## La consigne
Renvoyez sans la moindre modification le passage de l'article sur le Negresco et le Martinez qui commence à « Madame Jeanne Augier » et se termine à « de Hong Kong. ».

## Document
----------------------------------------
Boire & manger

Le Negresco à Nice et le Martinez à Cannes, hôtels d'exception

Deux grands hôtels de la Côte d'Azur en pleine lumière.

Le Negresco, institution niçoise | Claes Bech Poulsen
Le Negresco, institution niçoise | Claes Bech Poulsen

Temps de lecture: 9 minutes

La disparition de Jeanne Augier en janvier 2019, propriétaire légendaire du palace niçois depuis 1957 au dôme rose et blanc, n'a pas ralenti la vogue du Negresco fondé par Monsieur Negresco en 1912 et actuellement titulaire du 2e Label entreprise du patrimoine vivant: c'est le premier mythe hôtelier de la Riviera française avec l'Hôtel de Paris à Monaco et le Carlton de Cannes.

Madame Jeanne Augier | © Le Negresco

Le Negresco aux 120 clés n'a jamais mieux marché, le taux d'occupation atteint des sommets et l'effet chinois consécutif au séjour du président Xi Jinping il y a quelques semaines provoque des réservations de clients de Pékin, de Shanghai et même de Hong Kong.
----------------------------------------
## Données fournies

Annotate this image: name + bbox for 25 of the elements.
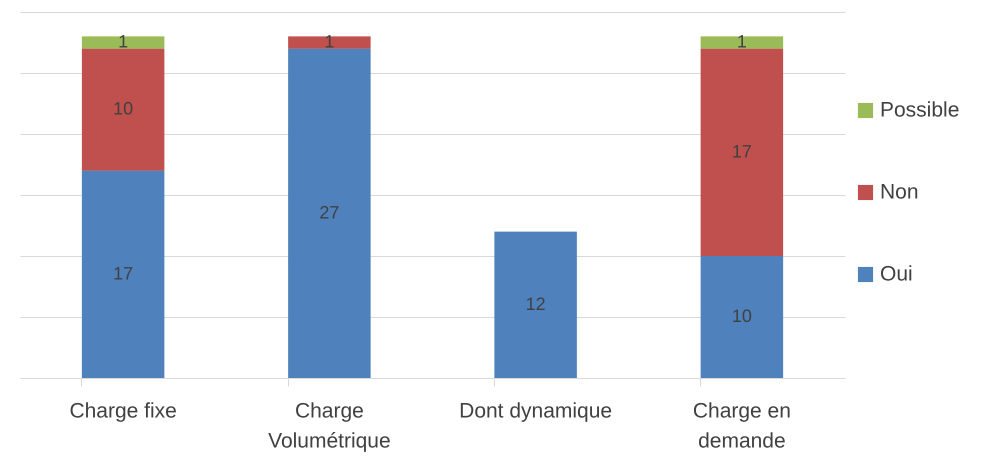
legend-label: Possible [880,98,960,122]
bar [288,36,371,49]
x-tick-label: Charge Volumétrique [268,400,391,452]
data-label: 10 [732,306,752,326]
bar [700,48,784,256]
data-label: 27 [319,202,340,222]
data-label: 12 [526,294,546,314]
bar [494,232,577,378]
bar [288,48,371,378]
legend-label: Non [880,180,919,204]
bar [82,36,164,49]
x-tick-label: Charge fixe [69,400,177,422]
data-label: 1 [736,32,747,52]
data-label: 17 [113,263,134,284]
legend-label: Oui [880,262,913,286]
bar [82,170,164,378]
data-label: 1 [118,32,128,52]
bar [82,48,164,171]
bar [700,256,784,378]
data-label: 10 [113,98,134,119]
x-tick-label: Charge en demande [692,400,791,452]
data-label: 1 [324,32,334,52]
x-tick-label: Dont dynamique [459,400,612,422]
bar [700,36,784,49]
data-label: 17 [732,141,752,162]
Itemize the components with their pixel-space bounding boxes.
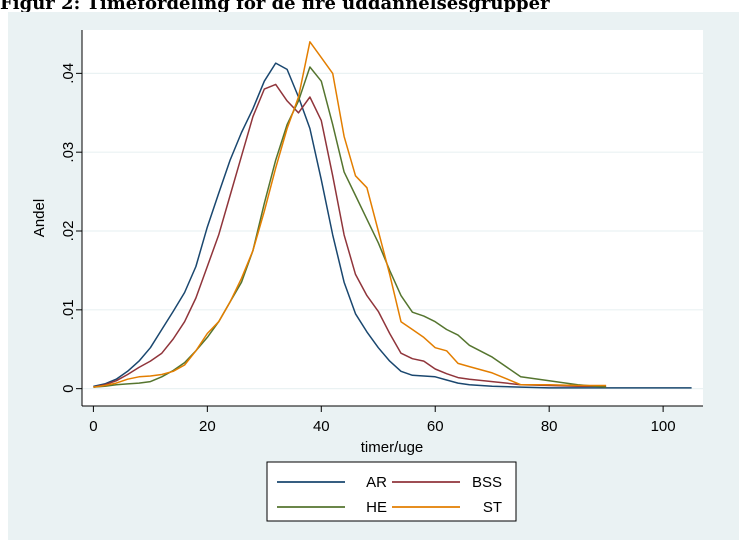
y-tick-label: .03 — [60, 142, 77, 163]
legend-label-ar: AR — [366, 474, 387, 491]
plot-area — [82, 30, 703, 406]
figure-title: Figur 2: Timefordeling for de fire uddan… — [0, 0, 550, 14]
series-lines — [93, 41, 692, 389]
gridlines — [82, 72, 703, 390]
series-line-he — [93, 66, 607, 388]
x-tick-label: 0 — [89, 418, 97, 435]
x-tick-label: 100 — [651, 418, 676, 435]
series-line-st — [93, 41, 607, 388]
x-tick-label: 60 — [427, 418, 444, 435]
x-tick-label: 40 — [313, 418, 330, 435]
x-tick-label: 80 — [541, 418, 558, 435]
legend-label-he: HE — [366, 499, 387, 516]
y-tick-label: .01 — [60, 299, 77, 320]
legend-label-st: ST — [483, 499, 502, 516]
x-tick-label: 20 — [199, 418, 216, 435]
y-tick-label: .02 — [60, 221, 77, 242]
series-line-bss — [93, 83, 607, 388]
legend-box — [266, 461, 517, 522]
axes: 0 .01 .02 .03 .04 0 20 40 60 80 100 — [60, 30, 703, 435]
series-line-ar — [93, 62, 692, 389]
legend-label-bss: BSS — [472, 474, 502, 491]
y-tick-label: 0 — [60, 384, 77, 392]
y-tick-label: .04 — [60, 63, 77, 84]
y-axis-label: Andel — [31, 199, 48, 237]
x-axis-label: timer/uge — [361, 439, 424, 456]
legend: AR BSS HE ST — [266, 461, 517, 522]
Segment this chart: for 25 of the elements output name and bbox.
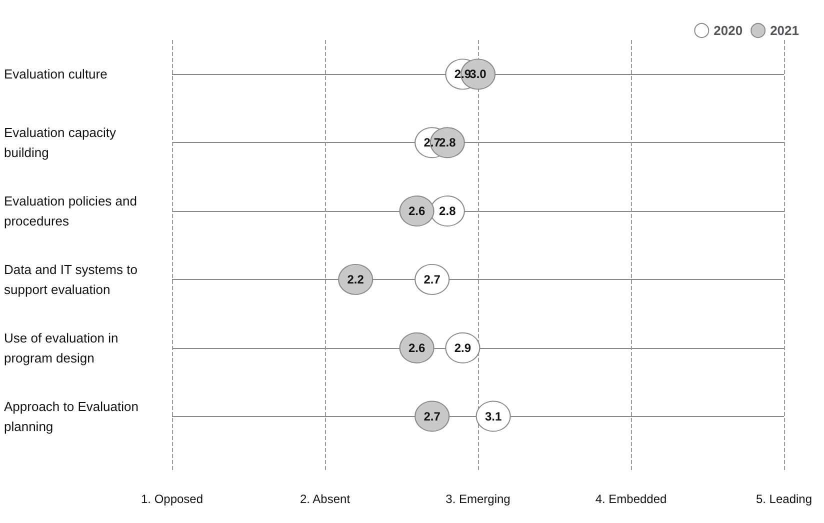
y-tick-label: Evaluation capacity building [4,125,120,160]
data-label: 2.6 [408,340,426,355]
data-label: 3.0 [470,67,487,82]
data-label: 2.7 [424,409,441,424]
x-tick-label: 4. Embedded [595,492,667,506]
legend-label: 2020 [714,23,743,38]
data-label: 2.7 [424,136,441,150]
data-label: 2.8 [439,204,456,218]
y-tick-label: Approach to Evaluation planning [4,398,142,434]
x-tick-label: 2. Absent [300,492,351,506]
data-label: 2.9 [454,340,472,355]
x-tick-label: 5. Leading [756,492,812,506]
x-tick-label: 1. Opposed [140,492,204,506]
data-label: 2.8 [439,136,456,150]
data-label: 2.6 [408,204,426,218]
x-tick-label: 3. Emerging [446,492,510,506]
legend-label: 2021 [770,23,799,38]
y-tick-label: Data and IT systems to support evaluation [4,262,142,297]
y-tick-label: Evaluation culture [4,66,108,82]
data-label: 2.7 [424,272,441,286]
data-label: 2.9 [454,67,472,82]
data-label: 2.2 [347,272,364,286]
y-tick-label: Use of evaluation in program design [4,330,122,366]
data-label: 3.1 [484,409,502,424]
y-tick-label: Evaluation policies and procedures [4,194,141,229]
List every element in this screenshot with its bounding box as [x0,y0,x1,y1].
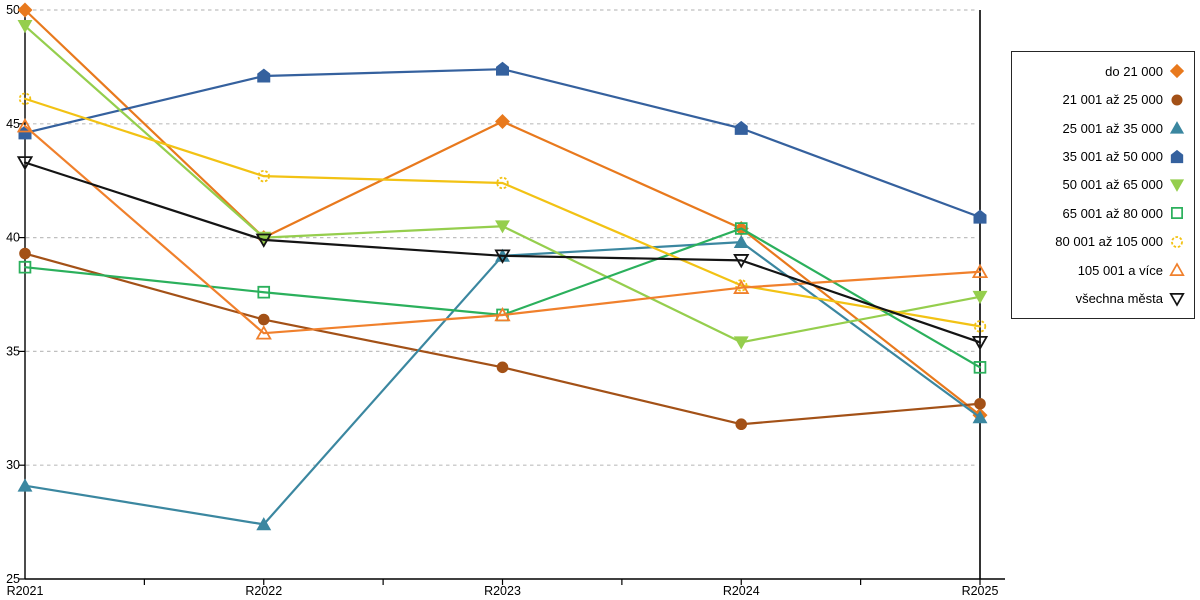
triangle-down-legend-marker-icon [1169,179,1185,192]
x-tick-label: R2024 [723,584,760,598]
triangle-down-legend-marker-icon [1169,292,1185,307]
circle-legend-marker-icon [1171,235,1183,248]
marker-4-2 [495,220,510,234]
marker-8-0 [16,156,34,171]
circle-legend-marker-icon [1171,94,1183,106]
marker-0-0 [17,2,33,18]
x-tick-label: R2025 [962,584,999,598]
legend-item-label: 65 001 až 80 000 [1062,205,1163,221]
series-line-3 [23,68,982,219]
marker-6-2 [496,176,509,190]
marker-6-1 [257,169,270,183]
marker-1-0 [19,247,31,260]
x-tick-label: R2023 [484,584,521,598]
legend-item-label: všechna města [1075,291,1163,307]
marker-2-3 [733,234,749,249]
y-tick-label: 50 [6,3,20,17]
marker-5-4 [973,361,987,374]
marker-3-4 [973,209,987,224]
marker-7-0 [16,118,34,133]
marker-1-2 [496,361,509,374]
y-tick-label: 35 [6,344,20,358]
marker-4-3 [733,336,749,350]
legend-item: všechna města [1012,291,1194,307]
marker-5-0 [18,260,32,274]
legend-item: 65 001 až 80 000 [1012,205,1194,221]
marker-1-3 [735,418,748,431]
marker-1-1 [257,313,270,326]
legend-item: 21 001 až 25 000 [1012,92,1194,108]
x-tick-label: R2022 [245,584,282,598]
y-tick-label: 45 [6,117,20,131]
marker-5-1 [257,285,271,299]
marker-5-3 [734,222,748,235]
legend: do 21 000 21 001 až 25 000 25 001 až 35 00… [1011,51,1195,319]
marker-6-0 [18,92,32,105]
legend-item-label: 105 001 a více [1077,262,1163,278]
series-line-7 [23,124,982,335]
marker-7-1 [255,325,272,340]
marker-7-2 [494,306,511,322]
legend-item-label: 25 001 až 35 000 [1062,120,1163,136]
legend-item: 35 001 až 50 000 [1012,149,1194,165]
legend-item-label: 21 001 až 25 000 [1062,92,1163,108]
y-tick-label: 25 [6,572,20,586]
marker-2-1 [256,517,272,531]
marker-7-4 [971,263,989,279]
x-tick-label: R2021 [7,584,44,598]
marker-4-0 [17,20,33,34]
marker-0-2 [494,114,511,130]
square-legend-marker-icon [1171,207,1183,220]
y-tick-label: 30 [6,458,20,472]
series-line-1 [23,252,982,426]
legend-item: 50 001 až 65 000 [1012,177,1194,193]
legend-item: 25 001 až 35 000 [1012,120,1194,136]
legend-item-label: 80 001 až 105 000 [1055,234,1163,250]
marker-8-2 [494,249,511,264]
marker-7-3 [733,279,750,294]
marker-2-0 [17,478,33,492]
legend-item-label: 50 001 až 65 000 [1062,177,1163,193]
marker-4-4 [972,290,988,304]
legend-item: 80 001 až 105 000 [1012,234,1194,250]
marker-2-4 [972,410,988,424]
legend-item-label: do 21 000 [1105,63,1163,79]
y-tick-label: 40 [6,231,20,245]
triangle-up-legend-marker-icon [1169,121,1185,134]
marker-3-2 [496,61,509,76]
diamond-legend-marker-icon [1169,64,1185,79]
marker-8-4 [971,335,989,351]
legend-item: 105 001 a více [1012,262,1194,278]
legend-item: do 21 000 [1012,63,1194,79]
triangle-up-legend-marker-icon [1169,262,1185,277]
marker-8-1 [255,233,272,248]
marker-8-3 [733,254,750,269]
marker-1-4 [974,397,986,410]
marker-3-1 [257,68,271,83]
marker-3-3 [734,120,748,135]
series-line-8 [23,161,982,344]
series-line-6 [23,97,982,328]
legend-item-label: 35 001 až 50 000 [1062,149,1163,165]
marker-6-4 [973,320,987,333]
pentagon-legend-marker-icon [1170,149,1184,163]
----------------------------------------
## Résultat attendu
Madame Jeanne Augier | © Le Negresco

Le Negresco aux 120 clés n'a jamais mieux marché, le taux d'occupation atteint des sommets et l'effet chinois consécutif au séjour du président Xi Jinping il y a quelques semaines provoque des réservations de clients de Pékin, de Shanghai et même de Hong Kong.